Aim of the task:
Below are the records to transcribe exactly; do not include any images.

Provided data:
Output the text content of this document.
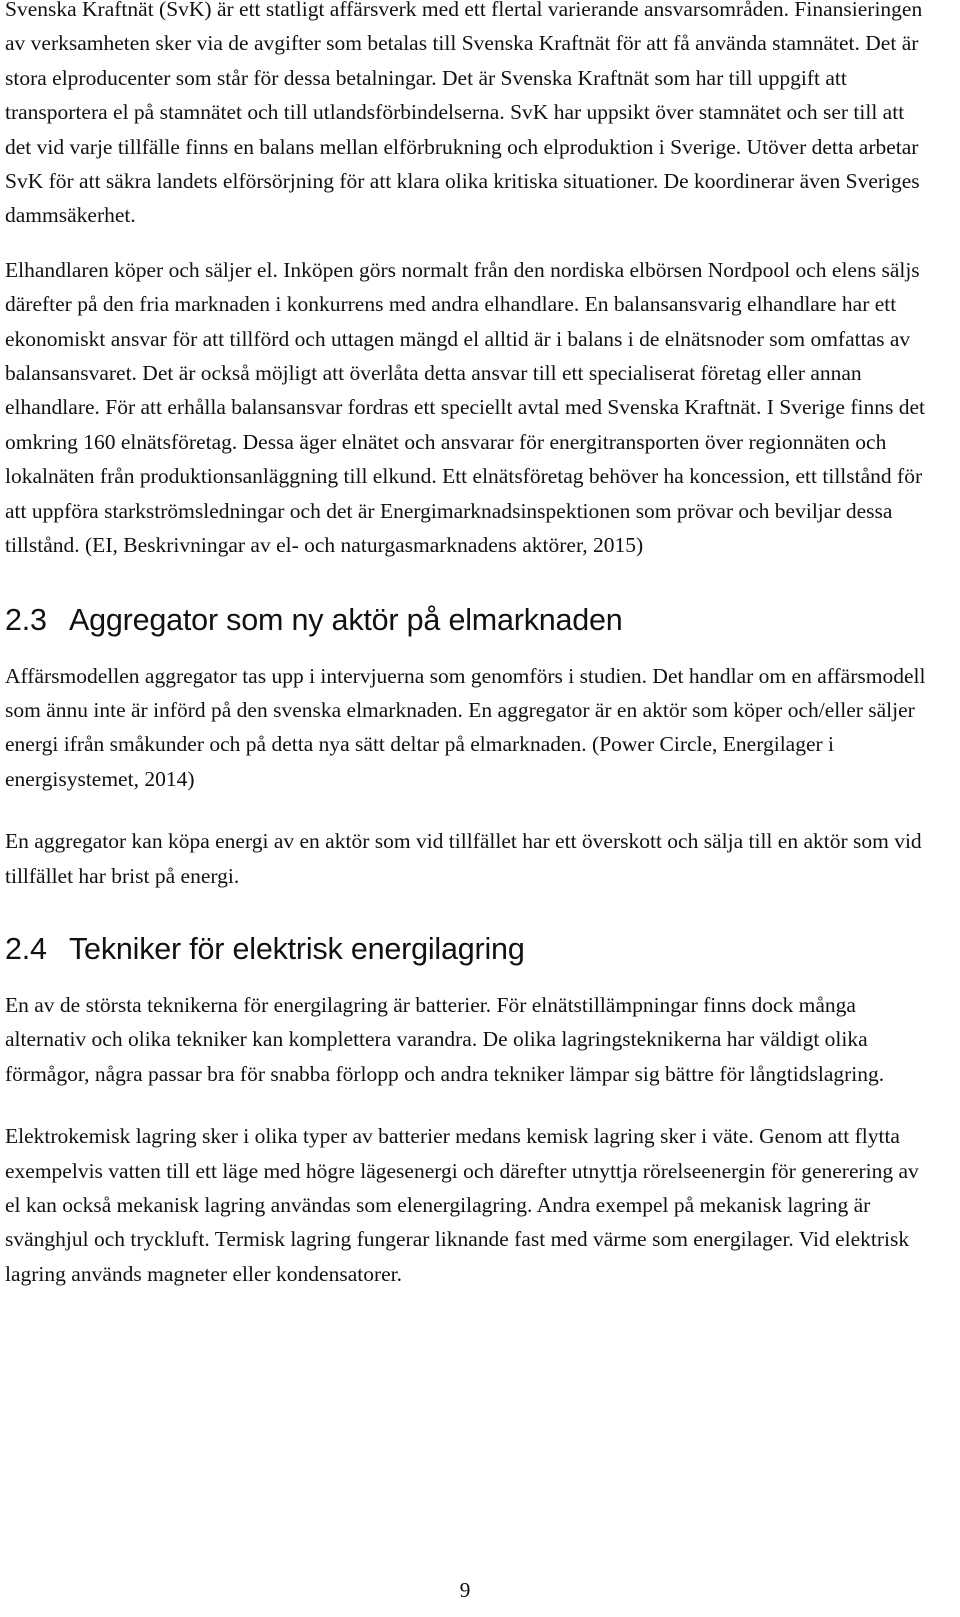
Svenska Kraftnät (SvK) är ett statligt affärsverk med ett flertal varierande ansvarsområden. Finansieringen av verksamheten sker via de avgifter som betalas till Svenska Kraftnät för att få använda stamnätet. Det är stora elproducenter som står för dessa betalningar. Det är Svenska Kraftnät som har till uppgift att transportera el på stamnätet och till utlandsförbindelserna. SvK har uppsikt över stamnätet och ser till att det vid varje tillfälle finns en balans mellan elförbrukning och elproduktion i Sverige. Utöver detta arbetar SvK för att säkra landets elförsörjning för att klara olika kritiska situationer. De koordinerar även Sveriges dammsäkerhet.

Elhandlaren köper och säljer el. Inköpen görs normalt från den nordiska elbörsen Nordpool och elens säljs därefter på den fria marknaden i konkurrens med andra elhandlare. En balansansvarig elhandlare har ett ekonomiskt ansvar för att tillförd och uttagen mängd el alltid är i balans i de elnätsnoder som omfattas av balansansvaret. Det är också möjligt att överlåta detta ansvar till ett specialiserat företag eller annan elhandlare. För att erhålla balansansvar fordras ett speciellt avtal med Svenska Kraftnät. I Sverige finns det omkring 160 elnätsföretag. Dessa äger elnätet och ansvarar för energitransporten över regionnäten och lokalnäten från produktionsanläggning till elkund. Ett elnätsföretag behöver ha koncession, ett tillstånd för att uppföra starkströmsledningar och det är Energimarknadsinspektionen som prövar och beviljar dessa tillstånd. (EI, Beskrivningar av el- och naturgasmarknadens aktörer, 2015)

2.3 Aggregator som ny aktör på elmarknaden

Affärsmodellen aggregator tas upp i intervjuerna som genomförs i studien. Det handlar om en affärsmodell som ännu inte är införd på den svenska elmarknaden. En aggregator är en aktör som köper och/eller säljer energi ifrån småkunder och på detta nya sätt deltar på elmarknaden. (Power Circle, Energilager i energisystemet, 2014)

En aggregator kan köpa energi av en aktör som vid tillfället har ett överskott och sälja till en aktör som vid tillfället har brist på energi.

2.4 Tekniker för elektrisk energilagring

En av de största teknikerna för energilagring är batterier. För elnätstillämpningar finns dock många alternativ och olika tekniker kan komplettera varandra. De olika lagringsteknikerna har väldigt olika förmågor, några passar bra för snabba förlopp och andra tekniker lämpar sig bättre för långtidslagring.

Elektrokemisk lagring sker i olika typer av batterier medans kemisk lagring sker i väte. Genom att flytta exempelvis vatten till ett läge med högre lägesenergi och därefter utnyttja rörelseenergin för generering av el kan också mekanisk lagring användas som elenergilagring. Andra exempel på mekanisk lagring är svänghjul och tryckluft. Termisk lagring fungerar liknande fast med värme som energilager. Vid elektrisk lagring används magneter eller kondensatorer.

9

Result of this task:
Output the text content of this document.
Svenska Kraftnät (SvK) är ett statligt affärsverk med ett flertal varierande ansvarsområden. Finansieringen av verksamheten sker via de avgifter som betalas till Svenska Kraftnät för att få använda stamnätet. Det är stora elproducenter som står för dessa betalningar. Det är Svenska Kraftnät som har till uppgift att transportera el på stamnätet och till utlandsförbindelserna. SvK har uppsikt över stamnätet och ser till att det vid varje tillfälle finns en balans mellan elförbrukning och elproduktion i Sverige. Utöver detta arbetar SvK för att säkra landets elförsörjning för att klara olika kritiska situationer. De koordinerar även Sveriges dammsäkerhet.

Elhandlaren köper och säljer el. Inköpen görs normalt från den nordiska elbörsen Nordpool och elens säljs därefter på den fria marknaden i konkurrens med andra elhandlare. En balansansvarig elhandlare har ett ekonomiskt ansvar för att tillförd och uttagen mängd el alltid är i balans i de elnätsnoder som omfattas av balansansvaret. Det är också möjligt att överlåta detta ansvar till ett specialiserat företag eller annan elhandlare. För att erhålla balansansvar fordras ett speciellt avtal med Svenska Kraftnät. I Sverige finns det omkring 160 elnätsföretag. Dessa äger elnätet och ansvarar för energitransporten över regionnäten och lokalnäten från produktionsanläggning till elkund. Ett elnätsföretag behöver ha koncession, ett tillstånd för att uppföra starkströmsledningar och det är Energimarknadsinspektionen som prövar och beviljar dessa tillstånd. (EI, Beskrivningar av el- och naturgasmarknadens aktörer, 2015)

2.3 Aggregator som ny aktör på elmarknaden

Affärsmodellen aggregator tas upp i intervjuerna som genomförs i studien. Det handlar om en affärsmodell som ännu inte är införd på den svenska elmarknaden. En aggregator är en aktör som köper och/eller säljer energi ifrån småkunder och på detta nya sätt deltar på elmarknaden. (Power Circle, Energilager i energisystemet, 2014)

En aggregator kan köpa energi av en aktör som vid tillfället har ett överskott och sälja till en aktör som vid tillfället har brist på energi.

2.4 Tekniker för elektrisk energilagring

En av de största teknikerna för energilagring är batterier. För elnätstillämpningar finns dock många alternativ och olika tekniker kan komplettera varandra. De olika lagringsteknikerna har väldigt olika förmågor, några passar bra för snabba förlopp och andra tekniker lämpar sig bättre för långtidslagring.

Elektrokemisk lagring sker i olika typer av batterier medans kemisk lagring sker i väte. Genom att flytta exempelvis vatten till ett läge med högre lägesenergi och därefter utnyttja rörelseenergin för generering av el kan också mekanisk lagring användas som elenergilagring. Andra exempel på mekanisk lagring är svänghjul och tryckluft. Termisk lagring fungerar liknande fast med värme som energilager. Vid elektrisk lagring används magneter eller kondensatorer.

9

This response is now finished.